Short exercise: Please show every line of the data below that contains the word "highlight".

Data provided:
*****
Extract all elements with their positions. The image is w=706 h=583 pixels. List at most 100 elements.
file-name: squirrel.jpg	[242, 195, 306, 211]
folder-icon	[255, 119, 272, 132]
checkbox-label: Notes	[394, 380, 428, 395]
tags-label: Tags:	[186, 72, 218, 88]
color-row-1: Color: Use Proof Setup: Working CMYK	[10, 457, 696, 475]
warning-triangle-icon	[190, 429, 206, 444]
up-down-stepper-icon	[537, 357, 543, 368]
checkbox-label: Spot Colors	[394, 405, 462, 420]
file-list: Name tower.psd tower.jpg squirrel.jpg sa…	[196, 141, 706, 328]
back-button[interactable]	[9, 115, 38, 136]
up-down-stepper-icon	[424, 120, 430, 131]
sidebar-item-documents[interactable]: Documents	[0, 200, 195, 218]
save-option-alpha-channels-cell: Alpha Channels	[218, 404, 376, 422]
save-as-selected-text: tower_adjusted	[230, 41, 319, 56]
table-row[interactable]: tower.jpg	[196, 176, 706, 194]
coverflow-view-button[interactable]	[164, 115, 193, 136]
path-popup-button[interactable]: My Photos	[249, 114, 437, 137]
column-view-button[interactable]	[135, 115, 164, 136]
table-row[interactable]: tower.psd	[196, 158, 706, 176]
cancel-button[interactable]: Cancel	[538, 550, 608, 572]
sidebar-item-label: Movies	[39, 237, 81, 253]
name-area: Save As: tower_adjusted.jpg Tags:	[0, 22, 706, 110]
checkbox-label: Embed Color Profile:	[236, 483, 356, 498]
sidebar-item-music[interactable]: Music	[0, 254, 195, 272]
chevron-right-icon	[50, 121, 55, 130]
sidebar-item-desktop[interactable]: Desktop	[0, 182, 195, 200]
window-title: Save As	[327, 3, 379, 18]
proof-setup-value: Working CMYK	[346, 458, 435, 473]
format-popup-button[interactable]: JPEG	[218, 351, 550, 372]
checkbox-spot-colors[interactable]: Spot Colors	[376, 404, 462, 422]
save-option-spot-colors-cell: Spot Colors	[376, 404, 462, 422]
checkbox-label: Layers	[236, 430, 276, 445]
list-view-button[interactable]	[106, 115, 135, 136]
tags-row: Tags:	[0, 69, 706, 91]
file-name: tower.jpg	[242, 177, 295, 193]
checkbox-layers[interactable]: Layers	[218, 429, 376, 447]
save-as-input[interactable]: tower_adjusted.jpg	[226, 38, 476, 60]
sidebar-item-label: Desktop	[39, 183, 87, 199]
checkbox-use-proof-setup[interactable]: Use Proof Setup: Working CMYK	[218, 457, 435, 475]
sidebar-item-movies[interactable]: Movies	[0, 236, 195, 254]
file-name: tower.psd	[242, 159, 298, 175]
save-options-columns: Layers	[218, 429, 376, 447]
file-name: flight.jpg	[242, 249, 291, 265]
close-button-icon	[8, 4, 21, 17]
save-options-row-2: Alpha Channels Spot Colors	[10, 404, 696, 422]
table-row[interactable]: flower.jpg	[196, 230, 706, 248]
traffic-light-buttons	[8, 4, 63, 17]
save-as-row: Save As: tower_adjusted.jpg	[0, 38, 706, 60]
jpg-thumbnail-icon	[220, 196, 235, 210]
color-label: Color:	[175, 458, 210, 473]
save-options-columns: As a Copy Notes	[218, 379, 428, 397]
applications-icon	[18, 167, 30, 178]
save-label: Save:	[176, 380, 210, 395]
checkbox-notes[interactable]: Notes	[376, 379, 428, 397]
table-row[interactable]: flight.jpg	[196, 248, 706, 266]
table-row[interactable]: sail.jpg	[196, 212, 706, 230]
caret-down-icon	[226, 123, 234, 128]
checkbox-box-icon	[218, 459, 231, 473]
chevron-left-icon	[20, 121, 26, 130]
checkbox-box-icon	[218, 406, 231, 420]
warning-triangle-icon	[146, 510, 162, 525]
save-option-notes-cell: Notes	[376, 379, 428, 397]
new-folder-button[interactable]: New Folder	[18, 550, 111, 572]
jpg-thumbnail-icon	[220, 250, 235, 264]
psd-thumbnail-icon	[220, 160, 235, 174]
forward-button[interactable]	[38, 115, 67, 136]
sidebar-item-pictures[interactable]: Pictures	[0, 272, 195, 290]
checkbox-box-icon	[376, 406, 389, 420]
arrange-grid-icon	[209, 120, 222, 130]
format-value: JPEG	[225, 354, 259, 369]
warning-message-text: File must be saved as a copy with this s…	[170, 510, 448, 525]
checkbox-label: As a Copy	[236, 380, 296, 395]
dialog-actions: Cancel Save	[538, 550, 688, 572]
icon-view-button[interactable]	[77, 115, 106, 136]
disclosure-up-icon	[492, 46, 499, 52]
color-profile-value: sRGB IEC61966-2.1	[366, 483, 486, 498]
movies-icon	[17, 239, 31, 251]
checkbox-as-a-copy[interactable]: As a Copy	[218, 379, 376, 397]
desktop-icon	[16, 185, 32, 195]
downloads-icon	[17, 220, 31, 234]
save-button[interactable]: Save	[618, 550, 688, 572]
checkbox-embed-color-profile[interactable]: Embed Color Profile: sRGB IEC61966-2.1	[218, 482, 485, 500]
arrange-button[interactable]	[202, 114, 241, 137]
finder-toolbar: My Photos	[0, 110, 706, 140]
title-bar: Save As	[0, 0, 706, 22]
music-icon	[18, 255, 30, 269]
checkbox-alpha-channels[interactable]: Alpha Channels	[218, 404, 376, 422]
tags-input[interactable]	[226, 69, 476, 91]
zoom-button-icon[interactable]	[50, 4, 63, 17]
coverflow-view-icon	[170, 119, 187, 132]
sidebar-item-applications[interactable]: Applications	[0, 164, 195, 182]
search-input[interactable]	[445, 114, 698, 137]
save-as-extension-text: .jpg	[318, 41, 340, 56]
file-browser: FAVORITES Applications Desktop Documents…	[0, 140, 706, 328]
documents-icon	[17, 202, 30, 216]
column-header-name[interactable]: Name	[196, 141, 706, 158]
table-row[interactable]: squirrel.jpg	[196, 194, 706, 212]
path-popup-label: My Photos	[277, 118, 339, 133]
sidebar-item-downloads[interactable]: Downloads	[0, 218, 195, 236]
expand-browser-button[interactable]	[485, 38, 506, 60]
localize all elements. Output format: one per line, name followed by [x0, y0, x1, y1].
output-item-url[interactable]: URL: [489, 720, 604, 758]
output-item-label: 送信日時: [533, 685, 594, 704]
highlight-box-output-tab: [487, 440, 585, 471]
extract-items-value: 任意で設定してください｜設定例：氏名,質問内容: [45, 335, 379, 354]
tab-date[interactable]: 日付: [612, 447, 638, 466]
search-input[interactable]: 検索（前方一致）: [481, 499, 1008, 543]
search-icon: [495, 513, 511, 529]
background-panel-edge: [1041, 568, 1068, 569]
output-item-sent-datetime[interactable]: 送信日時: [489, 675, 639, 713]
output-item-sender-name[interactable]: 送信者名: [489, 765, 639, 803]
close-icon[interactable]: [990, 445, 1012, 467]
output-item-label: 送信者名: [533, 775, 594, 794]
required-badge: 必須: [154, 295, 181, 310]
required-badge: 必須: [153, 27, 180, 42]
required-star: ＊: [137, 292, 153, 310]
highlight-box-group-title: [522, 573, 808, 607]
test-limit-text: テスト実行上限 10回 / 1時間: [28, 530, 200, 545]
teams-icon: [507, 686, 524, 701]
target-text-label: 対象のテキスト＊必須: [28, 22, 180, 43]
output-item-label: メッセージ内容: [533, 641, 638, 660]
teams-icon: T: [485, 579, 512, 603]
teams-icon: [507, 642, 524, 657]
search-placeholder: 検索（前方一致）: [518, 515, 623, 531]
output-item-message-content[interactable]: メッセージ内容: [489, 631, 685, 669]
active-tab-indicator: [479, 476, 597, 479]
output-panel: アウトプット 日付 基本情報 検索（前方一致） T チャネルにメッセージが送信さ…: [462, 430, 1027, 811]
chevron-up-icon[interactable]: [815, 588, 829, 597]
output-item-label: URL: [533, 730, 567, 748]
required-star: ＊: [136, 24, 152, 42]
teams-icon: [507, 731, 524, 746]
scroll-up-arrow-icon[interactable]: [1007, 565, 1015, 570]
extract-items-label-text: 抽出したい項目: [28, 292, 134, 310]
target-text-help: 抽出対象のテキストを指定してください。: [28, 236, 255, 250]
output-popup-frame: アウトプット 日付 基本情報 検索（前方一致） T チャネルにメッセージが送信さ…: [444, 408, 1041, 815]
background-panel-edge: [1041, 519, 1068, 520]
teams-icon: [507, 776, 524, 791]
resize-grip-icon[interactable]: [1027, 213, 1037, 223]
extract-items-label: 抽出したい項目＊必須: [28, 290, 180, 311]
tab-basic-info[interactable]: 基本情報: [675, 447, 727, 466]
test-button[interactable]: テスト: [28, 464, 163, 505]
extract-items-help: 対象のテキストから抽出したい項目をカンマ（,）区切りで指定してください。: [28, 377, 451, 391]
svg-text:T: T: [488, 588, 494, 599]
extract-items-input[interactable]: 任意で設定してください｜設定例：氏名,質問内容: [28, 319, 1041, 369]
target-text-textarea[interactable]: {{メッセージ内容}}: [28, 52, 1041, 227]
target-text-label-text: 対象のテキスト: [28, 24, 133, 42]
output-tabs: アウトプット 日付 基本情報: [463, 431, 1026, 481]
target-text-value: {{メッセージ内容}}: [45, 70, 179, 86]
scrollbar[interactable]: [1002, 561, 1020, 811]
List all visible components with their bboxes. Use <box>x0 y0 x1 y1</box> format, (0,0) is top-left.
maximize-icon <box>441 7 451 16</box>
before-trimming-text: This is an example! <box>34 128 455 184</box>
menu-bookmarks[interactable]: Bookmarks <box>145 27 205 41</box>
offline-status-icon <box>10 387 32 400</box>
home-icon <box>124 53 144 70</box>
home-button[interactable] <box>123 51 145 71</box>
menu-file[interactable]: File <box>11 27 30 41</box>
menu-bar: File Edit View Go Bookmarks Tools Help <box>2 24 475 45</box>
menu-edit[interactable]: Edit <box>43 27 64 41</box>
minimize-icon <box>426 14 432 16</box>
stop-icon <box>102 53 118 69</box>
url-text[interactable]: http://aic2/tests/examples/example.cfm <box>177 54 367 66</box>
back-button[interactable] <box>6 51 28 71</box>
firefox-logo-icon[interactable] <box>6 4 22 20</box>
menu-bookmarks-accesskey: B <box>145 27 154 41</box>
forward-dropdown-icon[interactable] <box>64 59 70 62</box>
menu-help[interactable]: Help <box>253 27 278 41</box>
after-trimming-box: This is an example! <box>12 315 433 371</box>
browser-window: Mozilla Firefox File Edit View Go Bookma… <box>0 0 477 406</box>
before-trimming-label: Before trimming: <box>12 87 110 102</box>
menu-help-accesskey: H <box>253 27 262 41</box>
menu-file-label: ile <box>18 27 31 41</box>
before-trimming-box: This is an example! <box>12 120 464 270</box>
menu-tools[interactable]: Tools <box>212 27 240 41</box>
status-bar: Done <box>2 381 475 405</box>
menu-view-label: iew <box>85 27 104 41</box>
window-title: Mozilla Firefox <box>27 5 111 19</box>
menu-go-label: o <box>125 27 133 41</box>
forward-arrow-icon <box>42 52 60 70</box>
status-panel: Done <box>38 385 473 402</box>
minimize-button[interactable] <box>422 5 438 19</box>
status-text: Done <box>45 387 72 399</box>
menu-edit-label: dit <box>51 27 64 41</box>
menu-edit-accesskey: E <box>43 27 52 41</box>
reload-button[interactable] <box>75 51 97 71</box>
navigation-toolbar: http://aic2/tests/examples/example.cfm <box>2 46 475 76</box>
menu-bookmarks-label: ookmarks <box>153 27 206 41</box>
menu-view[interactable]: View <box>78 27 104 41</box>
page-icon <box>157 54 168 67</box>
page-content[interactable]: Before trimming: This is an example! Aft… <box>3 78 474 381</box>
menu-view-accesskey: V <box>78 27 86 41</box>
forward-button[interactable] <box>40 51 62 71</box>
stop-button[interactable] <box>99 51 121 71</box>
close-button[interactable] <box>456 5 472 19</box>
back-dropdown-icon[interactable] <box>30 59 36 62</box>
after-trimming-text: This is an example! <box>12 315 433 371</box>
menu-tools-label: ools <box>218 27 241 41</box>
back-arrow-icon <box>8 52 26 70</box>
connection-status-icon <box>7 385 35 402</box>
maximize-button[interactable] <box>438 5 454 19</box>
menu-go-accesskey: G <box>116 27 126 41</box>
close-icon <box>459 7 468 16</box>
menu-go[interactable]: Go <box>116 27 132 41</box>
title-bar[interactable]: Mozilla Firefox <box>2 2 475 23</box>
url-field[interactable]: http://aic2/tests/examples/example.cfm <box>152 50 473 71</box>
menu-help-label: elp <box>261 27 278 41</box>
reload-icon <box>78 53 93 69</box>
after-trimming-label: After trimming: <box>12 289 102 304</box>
*****
Correct answer:
highlight-box-output-tab: [487, 440, 585, 471]
highlight-box-group-title: [522, 573, 808, 607]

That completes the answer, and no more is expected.